# [Your goal]
Retype each entry below, keeping every character the same.

Stored data
----------------

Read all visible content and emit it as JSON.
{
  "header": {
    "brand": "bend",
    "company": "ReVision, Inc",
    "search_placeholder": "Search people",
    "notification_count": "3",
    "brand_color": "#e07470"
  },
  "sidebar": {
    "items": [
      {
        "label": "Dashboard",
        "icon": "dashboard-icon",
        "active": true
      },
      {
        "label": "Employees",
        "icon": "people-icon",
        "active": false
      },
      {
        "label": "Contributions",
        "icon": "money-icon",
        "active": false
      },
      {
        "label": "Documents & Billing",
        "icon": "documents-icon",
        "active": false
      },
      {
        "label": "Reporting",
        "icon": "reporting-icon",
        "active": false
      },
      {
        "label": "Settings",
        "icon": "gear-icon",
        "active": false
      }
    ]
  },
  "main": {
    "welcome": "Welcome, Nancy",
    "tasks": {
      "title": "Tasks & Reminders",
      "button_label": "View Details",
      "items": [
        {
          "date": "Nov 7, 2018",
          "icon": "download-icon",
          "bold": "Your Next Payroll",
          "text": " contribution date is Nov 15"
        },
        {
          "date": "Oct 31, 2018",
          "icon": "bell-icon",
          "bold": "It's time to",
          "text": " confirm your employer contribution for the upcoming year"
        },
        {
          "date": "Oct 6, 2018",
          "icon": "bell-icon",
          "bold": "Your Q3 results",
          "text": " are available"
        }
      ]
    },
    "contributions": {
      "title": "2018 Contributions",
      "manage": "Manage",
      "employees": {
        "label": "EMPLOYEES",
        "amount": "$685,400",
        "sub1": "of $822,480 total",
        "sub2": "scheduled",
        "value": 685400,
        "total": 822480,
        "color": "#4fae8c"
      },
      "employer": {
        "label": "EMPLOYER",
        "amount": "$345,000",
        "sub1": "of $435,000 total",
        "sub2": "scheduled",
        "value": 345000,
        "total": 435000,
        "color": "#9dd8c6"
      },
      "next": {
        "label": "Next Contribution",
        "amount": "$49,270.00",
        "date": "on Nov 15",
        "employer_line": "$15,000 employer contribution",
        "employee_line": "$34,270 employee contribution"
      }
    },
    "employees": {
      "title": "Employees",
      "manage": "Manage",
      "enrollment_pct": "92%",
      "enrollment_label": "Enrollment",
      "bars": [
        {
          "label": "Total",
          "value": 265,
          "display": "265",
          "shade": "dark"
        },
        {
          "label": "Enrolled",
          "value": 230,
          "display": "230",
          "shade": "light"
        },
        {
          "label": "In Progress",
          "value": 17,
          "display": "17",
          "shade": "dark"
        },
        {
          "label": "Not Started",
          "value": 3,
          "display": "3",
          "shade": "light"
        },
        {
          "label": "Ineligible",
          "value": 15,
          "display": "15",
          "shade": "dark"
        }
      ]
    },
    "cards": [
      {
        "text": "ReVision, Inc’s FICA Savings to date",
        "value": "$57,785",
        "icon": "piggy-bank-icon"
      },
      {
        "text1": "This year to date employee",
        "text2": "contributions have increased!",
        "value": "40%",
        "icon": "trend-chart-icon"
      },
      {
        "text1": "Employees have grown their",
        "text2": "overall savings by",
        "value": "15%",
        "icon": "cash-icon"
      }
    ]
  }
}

----------------

# [Output for this task]
Read all visible content and emit it as JSON.
{
  "header": {
    "brand": "bend",
    "company": "ReVision, Inc",
    "search_placeholder": "Search people",
    "notification_count": "3",
    "brand_color": "#e07470"
  },
  "sidebar": {
    "items": [
      {
        "label": "Dashboard",
        "icon": "dashboard-icon",
        "active": true
      },
      {
        "label": "Employees",
        "icon": "people-icon",
        "active": false
      },
      {
        "label": "Contributions",
        "icon": "money-icon",
        "active": false
      },
      {
        "label": "Documents & Billing",
        "icon": "documents-icon",
        "active": false
      },
      {
        "label": "Reporting",
        "icon": "reporting-icon",
        "active": false
      },
      {
        "label": "Settings",
        "icon": "gear-icon",
        "active": false
      }
    ]
  },
  "main": {
    "welcome": "Welcome, Nancy",
    "tasks": {
      "title": "Tasks & Reminders",
      "button_label": "View Details",
      "items": [
        {
          "date": "Nov 7, 2018",
          "icon": "download-icon",
          "bold": "Your Next Payroll",
          "text": " contribution date is Nov 15"
        },
        {
          "date": "Oct 31, 2018",
          "icon": "bell-icon",
          "bold": "It's time to",
          "text": " confirm your employer contribution for the upcoming year"
        },
        {
          "date": "Oct 6, 2018",
          "icon": "bell-icon",
          "bold": "Your Q3 results",
          "text": " are available"
        }
      ]
    },
    "contributions": {
      "title": "2018 Contributions",
      "manage": "Manage",
      "employees": {
        "label": "EMPLOYEES",
        "amount": "$685,400",
        "sub1": "of $822,480 total",
        "sub2": "scheduled",
        "value": 685400,
        "total": 822480,
        "color": "#4fae8c"
      },
      "employer": {
        "label": "EMPLOYER",
        "amount": "$345,000",
        "sub1": "of $435,000 total",
        "sub2": "scheduled",
        "value": 345000,
        "total": 435000,
        "color": "#9dd8c6"
      },
      "next": {
        "label": "Next Contribution",
        "amount": "$49,270.00",
        "date": "on Nov 15",
        "employer_line": "$15,000 employer contribution",
        "employee_line": "$34,270 employee contribution"
      }
    },
    "employees": {
      "title": "Employees",
      "manage": "Manage",
      "enrollment_pct": "92%",
      "enrollment_label": "Enrollment",
      "bars": [
        {
          "label": "Total",
          "value": 265,
          "display": "265",
          "shade": "dark"
        },
        {
          "label": "Enrolled",
          "value": 230,
          "display": "230",
          "shade": "light"
        },
        {
          "label": "In Progress",
          "value": 17,
          "display": "17",
          "shade": "dark"
        },
        {
          "label": "Not Started",
          "value": 3,
          "display": "3",
          "shade": "light"
        },
        {
          "label": "Ineligible",
          "value": 15,
          "display": "15",
          "shade": "dark"
        }
      ]
    },
    "cards": [
      {
        "text": "ReVision, Inc’s FICA Savings to date",
        "value": "$57,785",
        "icon": "piggy-bank-icon"
      },
      {
        "text1": "This year to date employee",
        "text2": "contributions have increased!",
        "value": "40%",
        "icon": "trend-chart-icon"
      },
      {
        "text1": "Employees have grown their",
        "text2": "overall savings by",
        "value": "15%",
        "icon": "cash-icon"
      }
    ]
  }
}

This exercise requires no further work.